TASK TO COMPLETE
Filter the entries that follow, copying every line in which the word "with" appears.

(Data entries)
%%

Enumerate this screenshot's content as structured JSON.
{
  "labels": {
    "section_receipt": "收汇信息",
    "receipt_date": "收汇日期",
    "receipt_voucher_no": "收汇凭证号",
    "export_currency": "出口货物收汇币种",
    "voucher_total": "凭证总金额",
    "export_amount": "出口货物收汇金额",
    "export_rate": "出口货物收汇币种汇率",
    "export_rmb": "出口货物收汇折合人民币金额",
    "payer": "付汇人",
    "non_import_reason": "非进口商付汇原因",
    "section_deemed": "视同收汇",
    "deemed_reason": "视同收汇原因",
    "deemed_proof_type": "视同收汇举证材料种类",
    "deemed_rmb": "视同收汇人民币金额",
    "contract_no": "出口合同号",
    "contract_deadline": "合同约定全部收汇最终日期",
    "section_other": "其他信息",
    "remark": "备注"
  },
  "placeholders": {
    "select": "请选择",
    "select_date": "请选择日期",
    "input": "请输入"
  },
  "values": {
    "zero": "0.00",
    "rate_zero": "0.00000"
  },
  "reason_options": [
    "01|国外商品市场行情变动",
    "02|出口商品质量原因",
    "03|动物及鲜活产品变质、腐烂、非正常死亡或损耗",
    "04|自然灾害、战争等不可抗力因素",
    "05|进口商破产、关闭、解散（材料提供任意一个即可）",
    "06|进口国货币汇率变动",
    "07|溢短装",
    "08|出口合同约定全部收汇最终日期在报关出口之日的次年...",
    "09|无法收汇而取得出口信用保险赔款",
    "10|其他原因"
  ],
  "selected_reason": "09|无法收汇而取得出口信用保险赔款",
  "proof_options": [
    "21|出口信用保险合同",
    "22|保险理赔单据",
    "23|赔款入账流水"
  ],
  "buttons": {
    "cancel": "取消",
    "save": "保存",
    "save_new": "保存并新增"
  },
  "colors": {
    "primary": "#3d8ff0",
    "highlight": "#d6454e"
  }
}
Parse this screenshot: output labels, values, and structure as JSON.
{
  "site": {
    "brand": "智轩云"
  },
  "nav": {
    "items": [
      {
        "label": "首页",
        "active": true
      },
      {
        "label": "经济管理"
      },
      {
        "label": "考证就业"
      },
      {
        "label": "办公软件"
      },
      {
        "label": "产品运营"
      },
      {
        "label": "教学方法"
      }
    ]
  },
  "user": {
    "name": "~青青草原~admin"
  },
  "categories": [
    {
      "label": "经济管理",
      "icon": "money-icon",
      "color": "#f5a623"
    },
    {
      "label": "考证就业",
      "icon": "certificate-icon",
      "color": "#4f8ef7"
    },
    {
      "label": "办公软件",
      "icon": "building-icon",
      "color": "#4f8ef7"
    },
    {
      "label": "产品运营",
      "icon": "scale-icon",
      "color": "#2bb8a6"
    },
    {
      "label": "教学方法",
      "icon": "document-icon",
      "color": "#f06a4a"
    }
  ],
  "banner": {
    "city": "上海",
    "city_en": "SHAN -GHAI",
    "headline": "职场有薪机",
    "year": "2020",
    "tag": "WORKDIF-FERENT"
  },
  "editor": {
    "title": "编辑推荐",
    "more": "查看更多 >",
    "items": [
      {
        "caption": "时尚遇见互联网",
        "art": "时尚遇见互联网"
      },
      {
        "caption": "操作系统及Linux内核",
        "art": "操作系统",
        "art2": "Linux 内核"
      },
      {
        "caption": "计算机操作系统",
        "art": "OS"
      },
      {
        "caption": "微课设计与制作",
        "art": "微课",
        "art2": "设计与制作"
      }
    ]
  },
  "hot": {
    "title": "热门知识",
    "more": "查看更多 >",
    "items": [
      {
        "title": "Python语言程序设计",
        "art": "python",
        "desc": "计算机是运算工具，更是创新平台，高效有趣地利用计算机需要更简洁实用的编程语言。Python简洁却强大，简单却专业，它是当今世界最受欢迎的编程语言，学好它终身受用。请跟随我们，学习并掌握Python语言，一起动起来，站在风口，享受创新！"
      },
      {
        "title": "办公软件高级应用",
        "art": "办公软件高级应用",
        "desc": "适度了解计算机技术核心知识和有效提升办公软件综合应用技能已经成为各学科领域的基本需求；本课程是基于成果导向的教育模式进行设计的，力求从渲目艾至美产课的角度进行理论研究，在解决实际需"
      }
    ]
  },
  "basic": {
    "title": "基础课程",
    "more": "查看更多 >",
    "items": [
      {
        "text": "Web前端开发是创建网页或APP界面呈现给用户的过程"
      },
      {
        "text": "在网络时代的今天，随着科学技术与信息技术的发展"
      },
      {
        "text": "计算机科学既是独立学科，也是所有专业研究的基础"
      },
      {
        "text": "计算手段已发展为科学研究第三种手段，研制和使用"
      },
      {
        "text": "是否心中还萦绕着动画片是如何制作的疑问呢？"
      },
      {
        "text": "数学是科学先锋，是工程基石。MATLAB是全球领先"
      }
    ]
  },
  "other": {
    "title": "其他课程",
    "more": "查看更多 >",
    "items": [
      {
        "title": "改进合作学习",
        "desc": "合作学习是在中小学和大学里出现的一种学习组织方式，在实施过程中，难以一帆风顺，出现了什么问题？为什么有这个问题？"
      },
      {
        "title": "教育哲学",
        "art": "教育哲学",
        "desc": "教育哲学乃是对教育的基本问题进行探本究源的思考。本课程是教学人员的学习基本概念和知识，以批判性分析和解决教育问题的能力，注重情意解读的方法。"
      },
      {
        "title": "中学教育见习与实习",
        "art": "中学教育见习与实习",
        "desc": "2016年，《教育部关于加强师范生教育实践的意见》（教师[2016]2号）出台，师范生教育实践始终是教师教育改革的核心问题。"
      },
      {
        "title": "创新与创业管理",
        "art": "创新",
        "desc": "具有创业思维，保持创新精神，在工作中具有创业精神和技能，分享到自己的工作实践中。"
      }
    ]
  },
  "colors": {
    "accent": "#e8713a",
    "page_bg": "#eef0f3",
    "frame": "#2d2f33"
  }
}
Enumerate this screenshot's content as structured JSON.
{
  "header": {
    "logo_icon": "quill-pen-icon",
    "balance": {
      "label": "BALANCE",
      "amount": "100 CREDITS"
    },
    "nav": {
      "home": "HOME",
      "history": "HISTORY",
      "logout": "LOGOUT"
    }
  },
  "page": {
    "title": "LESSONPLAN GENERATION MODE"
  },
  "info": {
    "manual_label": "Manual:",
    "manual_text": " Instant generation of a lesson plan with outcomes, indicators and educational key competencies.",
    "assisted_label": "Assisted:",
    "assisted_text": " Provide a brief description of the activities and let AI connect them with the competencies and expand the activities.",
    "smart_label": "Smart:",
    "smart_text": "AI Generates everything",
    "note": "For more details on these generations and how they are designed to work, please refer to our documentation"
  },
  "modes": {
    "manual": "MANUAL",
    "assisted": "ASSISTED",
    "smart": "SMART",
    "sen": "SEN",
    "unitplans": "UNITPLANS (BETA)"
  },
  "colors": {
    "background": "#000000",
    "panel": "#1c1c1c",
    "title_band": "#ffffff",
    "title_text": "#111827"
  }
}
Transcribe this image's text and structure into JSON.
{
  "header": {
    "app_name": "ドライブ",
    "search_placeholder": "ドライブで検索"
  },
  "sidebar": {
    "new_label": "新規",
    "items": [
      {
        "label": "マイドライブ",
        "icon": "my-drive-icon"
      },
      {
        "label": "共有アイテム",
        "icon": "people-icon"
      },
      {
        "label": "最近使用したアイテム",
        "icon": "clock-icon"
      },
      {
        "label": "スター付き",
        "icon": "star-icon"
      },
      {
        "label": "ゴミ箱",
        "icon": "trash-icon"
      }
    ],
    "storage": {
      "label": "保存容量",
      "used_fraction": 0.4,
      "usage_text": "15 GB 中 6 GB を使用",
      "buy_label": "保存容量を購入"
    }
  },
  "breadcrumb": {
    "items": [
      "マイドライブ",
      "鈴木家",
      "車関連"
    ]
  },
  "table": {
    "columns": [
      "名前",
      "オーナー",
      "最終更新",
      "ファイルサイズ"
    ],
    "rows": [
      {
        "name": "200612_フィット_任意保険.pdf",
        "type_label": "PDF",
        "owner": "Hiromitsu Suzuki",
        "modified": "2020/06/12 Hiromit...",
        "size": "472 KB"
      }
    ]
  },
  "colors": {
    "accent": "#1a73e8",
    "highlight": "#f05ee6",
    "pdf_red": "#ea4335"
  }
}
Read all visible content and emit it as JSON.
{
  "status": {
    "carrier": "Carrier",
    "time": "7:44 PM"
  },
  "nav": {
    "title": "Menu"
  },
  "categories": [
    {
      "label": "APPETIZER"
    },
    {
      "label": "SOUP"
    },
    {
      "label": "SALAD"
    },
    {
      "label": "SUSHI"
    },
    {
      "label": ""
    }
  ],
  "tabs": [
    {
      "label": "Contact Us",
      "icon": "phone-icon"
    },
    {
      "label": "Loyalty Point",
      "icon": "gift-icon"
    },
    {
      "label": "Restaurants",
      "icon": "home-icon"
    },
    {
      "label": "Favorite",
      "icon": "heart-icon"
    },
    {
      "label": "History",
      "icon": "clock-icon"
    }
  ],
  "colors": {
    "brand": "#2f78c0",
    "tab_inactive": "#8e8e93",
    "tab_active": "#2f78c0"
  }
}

%%

ANSWER BELOW
    "manual_text": " Instant generation of a lesson plan with outcomes, indicators and educational key competencies.",
    "assisted_text": " Provide a brief description of the activities and let AI connect them with the competencies and expand the activities.",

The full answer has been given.